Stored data

* start *

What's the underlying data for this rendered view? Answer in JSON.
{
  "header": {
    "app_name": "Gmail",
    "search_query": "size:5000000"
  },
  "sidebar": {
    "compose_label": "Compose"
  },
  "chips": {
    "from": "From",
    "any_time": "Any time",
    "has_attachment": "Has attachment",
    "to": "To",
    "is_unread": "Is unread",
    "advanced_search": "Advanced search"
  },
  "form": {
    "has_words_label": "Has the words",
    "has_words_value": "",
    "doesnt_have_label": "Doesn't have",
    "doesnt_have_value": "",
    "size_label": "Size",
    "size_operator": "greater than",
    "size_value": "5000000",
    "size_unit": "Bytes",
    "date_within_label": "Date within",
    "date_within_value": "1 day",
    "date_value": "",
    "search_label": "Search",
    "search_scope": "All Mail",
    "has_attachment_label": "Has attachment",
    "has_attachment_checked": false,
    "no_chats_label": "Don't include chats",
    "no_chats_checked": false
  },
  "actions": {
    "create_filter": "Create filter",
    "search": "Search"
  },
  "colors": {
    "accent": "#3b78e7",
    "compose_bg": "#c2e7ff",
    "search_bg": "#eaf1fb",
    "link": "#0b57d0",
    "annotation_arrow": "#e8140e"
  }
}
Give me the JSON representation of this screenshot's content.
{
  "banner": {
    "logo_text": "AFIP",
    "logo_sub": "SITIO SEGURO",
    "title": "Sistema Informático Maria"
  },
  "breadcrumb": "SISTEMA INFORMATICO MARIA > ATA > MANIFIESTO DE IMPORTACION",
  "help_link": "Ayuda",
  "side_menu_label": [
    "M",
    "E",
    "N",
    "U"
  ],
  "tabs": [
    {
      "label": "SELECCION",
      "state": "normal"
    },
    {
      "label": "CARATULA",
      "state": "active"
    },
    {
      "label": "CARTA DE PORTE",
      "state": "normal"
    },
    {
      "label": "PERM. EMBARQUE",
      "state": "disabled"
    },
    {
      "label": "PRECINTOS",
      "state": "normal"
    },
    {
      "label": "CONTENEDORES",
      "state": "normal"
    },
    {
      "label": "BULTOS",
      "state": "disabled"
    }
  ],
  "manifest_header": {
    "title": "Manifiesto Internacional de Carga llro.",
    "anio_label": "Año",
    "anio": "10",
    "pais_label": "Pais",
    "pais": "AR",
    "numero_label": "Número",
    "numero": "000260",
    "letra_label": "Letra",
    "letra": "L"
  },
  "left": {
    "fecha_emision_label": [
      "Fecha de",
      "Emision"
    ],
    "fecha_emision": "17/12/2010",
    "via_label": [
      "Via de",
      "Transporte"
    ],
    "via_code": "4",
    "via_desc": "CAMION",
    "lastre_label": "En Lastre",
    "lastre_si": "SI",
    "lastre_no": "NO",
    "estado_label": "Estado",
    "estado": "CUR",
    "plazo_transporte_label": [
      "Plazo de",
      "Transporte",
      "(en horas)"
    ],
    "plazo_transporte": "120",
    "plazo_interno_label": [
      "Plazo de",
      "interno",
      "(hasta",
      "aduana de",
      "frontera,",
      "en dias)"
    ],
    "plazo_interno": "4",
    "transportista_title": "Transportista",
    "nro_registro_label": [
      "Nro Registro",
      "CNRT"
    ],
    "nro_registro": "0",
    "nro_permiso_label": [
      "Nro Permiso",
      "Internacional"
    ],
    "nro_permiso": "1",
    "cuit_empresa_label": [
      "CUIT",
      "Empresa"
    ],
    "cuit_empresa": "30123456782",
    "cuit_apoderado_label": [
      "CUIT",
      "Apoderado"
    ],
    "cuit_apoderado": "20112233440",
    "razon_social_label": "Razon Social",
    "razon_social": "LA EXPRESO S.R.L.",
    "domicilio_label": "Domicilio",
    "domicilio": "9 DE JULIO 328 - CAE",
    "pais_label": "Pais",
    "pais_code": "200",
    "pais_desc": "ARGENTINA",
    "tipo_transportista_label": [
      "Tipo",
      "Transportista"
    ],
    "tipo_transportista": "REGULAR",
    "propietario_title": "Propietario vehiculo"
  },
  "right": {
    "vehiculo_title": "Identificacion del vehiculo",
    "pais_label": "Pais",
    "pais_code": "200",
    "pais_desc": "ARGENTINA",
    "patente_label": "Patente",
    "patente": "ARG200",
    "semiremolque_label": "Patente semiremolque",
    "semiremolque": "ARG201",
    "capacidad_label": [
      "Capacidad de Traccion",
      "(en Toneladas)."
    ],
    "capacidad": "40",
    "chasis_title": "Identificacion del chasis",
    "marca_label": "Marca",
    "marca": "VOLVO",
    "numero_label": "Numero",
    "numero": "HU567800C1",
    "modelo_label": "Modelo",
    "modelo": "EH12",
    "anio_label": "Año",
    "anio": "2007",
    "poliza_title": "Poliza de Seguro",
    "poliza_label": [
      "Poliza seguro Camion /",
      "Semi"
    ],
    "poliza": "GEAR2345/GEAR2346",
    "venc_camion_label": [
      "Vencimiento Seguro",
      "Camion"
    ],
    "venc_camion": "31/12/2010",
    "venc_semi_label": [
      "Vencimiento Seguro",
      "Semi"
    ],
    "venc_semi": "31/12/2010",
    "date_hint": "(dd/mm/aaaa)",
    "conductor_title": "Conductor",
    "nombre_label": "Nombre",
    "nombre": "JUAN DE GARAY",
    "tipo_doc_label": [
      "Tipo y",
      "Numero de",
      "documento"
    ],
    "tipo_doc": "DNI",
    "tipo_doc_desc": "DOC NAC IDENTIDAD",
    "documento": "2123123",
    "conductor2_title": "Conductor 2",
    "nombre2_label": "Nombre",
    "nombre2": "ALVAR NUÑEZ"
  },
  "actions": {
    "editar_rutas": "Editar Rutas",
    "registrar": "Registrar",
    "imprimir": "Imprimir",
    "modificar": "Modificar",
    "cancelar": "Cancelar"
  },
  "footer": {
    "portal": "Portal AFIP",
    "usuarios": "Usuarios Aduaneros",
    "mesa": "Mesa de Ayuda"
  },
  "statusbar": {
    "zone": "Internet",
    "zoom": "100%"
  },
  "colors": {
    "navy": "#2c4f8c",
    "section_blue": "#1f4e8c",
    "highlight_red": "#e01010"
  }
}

* end *

**Prompt**
Select and copy every line of the material that holds the string "Identificacion".

**Output of the exercise**
    "vehiculo_title": "Identificacion del vehiculo",
    "chasis_title": "Identificacion del chasis",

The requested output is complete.